PROBLEM REQUIREMENTS ▸
Take each line containing "search" and report it exactly as written.

** START OF RECORDS FOR THE TASK **

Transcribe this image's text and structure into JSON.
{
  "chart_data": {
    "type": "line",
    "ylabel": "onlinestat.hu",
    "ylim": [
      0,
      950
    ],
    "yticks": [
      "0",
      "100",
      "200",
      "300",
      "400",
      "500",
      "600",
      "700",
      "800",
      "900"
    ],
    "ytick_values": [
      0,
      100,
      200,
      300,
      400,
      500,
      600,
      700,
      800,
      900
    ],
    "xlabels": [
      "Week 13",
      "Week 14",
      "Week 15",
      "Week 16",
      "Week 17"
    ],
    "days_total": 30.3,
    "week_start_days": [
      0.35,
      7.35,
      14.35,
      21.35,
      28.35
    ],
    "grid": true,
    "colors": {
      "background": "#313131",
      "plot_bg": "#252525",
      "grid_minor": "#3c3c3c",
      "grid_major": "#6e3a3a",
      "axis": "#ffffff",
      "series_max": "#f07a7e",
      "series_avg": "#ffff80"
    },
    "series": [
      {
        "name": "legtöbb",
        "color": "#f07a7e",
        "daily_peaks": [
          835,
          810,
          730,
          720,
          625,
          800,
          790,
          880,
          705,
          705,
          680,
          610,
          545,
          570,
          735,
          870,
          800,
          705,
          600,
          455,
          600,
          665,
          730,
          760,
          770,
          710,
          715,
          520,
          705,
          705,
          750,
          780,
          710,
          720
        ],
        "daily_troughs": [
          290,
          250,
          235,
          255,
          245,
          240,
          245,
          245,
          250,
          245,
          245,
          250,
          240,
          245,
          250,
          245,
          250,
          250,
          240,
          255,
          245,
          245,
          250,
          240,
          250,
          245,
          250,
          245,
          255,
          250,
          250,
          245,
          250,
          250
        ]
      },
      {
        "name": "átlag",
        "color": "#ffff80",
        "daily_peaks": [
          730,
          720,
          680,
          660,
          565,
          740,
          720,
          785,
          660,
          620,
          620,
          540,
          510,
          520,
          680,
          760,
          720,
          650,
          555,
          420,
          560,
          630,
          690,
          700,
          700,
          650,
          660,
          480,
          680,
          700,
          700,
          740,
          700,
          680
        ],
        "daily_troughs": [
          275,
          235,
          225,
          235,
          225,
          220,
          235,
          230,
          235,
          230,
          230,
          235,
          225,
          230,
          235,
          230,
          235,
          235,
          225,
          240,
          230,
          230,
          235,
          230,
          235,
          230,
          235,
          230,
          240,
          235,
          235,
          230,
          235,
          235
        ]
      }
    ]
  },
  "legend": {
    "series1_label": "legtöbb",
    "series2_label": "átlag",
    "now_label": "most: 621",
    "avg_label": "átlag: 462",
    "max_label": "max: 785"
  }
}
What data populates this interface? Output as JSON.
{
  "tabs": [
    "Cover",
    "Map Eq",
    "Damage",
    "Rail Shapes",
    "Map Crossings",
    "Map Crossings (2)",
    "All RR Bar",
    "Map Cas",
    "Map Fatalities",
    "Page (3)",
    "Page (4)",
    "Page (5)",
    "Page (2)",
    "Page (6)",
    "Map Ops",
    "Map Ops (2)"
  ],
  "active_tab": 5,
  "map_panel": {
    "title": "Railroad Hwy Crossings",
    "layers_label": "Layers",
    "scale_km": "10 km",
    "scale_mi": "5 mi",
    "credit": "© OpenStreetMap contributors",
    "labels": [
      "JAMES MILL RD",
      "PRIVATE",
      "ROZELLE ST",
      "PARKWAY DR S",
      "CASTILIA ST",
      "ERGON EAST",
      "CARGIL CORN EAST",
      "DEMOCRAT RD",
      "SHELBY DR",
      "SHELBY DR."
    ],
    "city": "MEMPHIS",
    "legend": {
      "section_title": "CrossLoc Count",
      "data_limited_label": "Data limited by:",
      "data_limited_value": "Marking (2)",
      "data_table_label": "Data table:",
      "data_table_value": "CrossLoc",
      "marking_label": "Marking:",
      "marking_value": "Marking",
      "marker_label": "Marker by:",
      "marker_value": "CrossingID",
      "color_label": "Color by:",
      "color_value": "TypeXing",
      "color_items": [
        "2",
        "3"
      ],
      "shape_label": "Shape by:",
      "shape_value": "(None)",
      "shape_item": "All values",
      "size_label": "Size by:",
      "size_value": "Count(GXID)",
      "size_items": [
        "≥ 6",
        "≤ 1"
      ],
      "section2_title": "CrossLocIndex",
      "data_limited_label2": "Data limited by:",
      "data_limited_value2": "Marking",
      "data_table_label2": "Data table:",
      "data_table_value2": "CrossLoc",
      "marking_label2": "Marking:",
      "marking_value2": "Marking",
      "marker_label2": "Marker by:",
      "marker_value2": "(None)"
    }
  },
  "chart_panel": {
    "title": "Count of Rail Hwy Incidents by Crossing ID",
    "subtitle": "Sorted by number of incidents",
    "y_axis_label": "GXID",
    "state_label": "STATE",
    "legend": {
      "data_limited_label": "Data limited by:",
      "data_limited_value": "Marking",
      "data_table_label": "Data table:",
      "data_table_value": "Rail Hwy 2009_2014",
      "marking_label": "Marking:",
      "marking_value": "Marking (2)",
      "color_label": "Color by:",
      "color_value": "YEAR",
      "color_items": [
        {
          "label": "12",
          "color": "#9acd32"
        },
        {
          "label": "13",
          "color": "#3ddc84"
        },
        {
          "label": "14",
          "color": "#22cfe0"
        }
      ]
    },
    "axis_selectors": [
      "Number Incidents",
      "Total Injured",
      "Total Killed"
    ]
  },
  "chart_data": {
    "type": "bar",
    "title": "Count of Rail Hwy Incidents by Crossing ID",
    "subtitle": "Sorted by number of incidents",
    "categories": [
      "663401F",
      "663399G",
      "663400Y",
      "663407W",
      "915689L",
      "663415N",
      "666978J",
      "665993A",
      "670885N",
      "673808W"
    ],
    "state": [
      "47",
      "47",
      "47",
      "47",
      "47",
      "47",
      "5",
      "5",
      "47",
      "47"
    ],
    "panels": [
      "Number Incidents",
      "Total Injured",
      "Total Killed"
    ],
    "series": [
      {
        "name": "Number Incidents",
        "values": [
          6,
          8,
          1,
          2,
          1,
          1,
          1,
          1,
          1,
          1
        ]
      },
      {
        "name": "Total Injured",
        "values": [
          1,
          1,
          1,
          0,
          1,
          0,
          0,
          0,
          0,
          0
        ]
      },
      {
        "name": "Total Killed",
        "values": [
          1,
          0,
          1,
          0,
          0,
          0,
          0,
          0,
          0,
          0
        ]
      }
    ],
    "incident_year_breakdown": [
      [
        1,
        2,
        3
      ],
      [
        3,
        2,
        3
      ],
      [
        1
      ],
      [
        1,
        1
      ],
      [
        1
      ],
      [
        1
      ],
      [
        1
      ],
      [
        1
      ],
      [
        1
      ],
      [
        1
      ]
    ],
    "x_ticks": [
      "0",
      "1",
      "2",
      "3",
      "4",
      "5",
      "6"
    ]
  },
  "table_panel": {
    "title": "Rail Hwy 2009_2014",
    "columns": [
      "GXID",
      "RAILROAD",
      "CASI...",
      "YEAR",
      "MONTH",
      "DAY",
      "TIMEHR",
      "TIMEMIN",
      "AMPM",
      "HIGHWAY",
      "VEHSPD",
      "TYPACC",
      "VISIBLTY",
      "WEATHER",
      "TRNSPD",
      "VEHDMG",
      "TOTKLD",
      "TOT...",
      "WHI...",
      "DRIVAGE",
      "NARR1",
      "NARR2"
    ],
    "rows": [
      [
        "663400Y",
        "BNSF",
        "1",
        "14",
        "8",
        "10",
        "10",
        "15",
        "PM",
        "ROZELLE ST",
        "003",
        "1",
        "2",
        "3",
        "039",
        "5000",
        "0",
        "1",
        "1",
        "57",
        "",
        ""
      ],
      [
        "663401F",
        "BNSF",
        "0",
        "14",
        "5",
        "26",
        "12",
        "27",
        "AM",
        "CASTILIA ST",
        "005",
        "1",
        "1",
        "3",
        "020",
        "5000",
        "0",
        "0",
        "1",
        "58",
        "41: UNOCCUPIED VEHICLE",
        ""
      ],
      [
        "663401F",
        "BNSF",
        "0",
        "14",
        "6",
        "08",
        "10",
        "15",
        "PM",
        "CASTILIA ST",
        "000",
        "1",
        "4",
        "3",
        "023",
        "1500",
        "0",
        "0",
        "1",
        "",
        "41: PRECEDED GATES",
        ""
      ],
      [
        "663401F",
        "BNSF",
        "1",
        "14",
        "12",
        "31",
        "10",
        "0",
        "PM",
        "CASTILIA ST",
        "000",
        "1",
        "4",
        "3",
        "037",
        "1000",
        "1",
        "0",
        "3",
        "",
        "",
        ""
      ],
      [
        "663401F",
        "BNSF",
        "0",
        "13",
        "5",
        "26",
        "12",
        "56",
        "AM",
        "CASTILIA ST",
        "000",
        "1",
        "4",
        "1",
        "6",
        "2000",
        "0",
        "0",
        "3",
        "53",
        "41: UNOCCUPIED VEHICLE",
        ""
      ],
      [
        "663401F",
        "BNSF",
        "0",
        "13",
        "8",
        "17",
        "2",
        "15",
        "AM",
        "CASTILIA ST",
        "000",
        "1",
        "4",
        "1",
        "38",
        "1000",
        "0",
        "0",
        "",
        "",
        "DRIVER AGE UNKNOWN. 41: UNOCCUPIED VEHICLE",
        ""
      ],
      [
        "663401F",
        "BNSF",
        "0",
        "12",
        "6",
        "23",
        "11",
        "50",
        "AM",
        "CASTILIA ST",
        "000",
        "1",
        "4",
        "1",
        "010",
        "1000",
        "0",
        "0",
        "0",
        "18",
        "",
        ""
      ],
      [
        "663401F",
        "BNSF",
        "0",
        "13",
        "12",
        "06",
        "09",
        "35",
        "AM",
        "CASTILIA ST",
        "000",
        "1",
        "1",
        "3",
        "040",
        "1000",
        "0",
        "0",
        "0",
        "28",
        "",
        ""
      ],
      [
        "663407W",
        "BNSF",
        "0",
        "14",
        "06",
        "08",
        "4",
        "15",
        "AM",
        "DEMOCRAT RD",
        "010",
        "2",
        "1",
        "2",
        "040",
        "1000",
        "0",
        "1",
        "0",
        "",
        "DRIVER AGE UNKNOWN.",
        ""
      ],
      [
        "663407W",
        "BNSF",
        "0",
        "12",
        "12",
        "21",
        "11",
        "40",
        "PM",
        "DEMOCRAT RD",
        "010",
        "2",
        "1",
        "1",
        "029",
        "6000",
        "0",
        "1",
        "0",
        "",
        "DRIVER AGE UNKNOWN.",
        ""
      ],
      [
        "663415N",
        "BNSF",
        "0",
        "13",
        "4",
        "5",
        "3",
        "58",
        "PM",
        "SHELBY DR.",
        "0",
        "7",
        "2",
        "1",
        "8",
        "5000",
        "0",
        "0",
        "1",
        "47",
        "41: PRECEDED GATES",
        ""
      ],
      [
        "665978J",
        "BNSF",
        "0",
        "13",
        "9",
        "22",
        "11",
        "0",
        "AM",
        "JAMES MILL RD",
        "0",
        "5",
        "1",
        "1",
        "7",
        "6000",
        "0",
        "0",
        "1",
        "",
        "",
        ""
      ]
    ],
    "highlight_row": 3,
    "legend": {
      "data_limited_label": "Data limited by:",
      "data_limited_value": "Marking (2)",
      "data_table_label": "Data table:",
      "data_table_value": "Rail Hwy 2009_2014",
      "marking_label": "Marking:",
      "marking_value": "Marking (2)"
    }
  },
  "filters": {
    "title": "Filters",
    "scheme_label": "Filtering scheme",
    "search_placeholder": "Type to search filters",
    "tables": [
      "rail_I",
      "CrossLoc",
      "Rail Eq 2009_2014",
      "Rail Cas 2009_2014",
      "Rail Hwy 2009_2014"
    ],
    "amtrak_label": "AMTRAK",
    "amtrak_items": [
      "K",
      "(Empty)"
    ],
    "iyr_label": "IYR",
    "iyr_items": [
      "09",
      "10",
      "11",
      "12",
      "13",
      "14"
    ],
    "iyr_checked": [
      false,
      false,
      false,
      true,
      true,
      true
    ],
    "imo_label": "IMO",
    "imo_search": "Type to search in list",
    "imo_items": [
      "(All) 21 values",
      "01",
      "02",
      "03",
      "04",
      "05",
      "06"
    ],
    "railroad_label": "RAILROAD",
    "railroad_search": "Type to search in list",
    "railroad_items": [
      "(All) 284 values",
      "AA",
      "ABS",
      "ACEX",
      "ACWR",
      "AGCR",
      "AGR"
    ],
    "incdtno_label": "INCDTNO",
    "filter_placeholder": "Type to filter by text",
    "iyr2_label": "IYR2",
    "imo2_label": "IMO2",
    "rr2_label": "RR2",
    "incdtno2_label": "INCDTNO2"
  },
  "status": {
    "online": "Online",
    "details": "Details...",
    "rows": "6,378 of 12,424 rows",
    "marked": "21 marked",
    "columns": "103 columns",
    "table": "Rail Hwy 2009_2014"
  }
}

** END OF RECORDS FOR THE TASK **

TASK RESULT ▸
    "search_placeholder": "Type to search filters",
    "imo_search": "Type to search in list",
    "railroad_search": "Type to search in list",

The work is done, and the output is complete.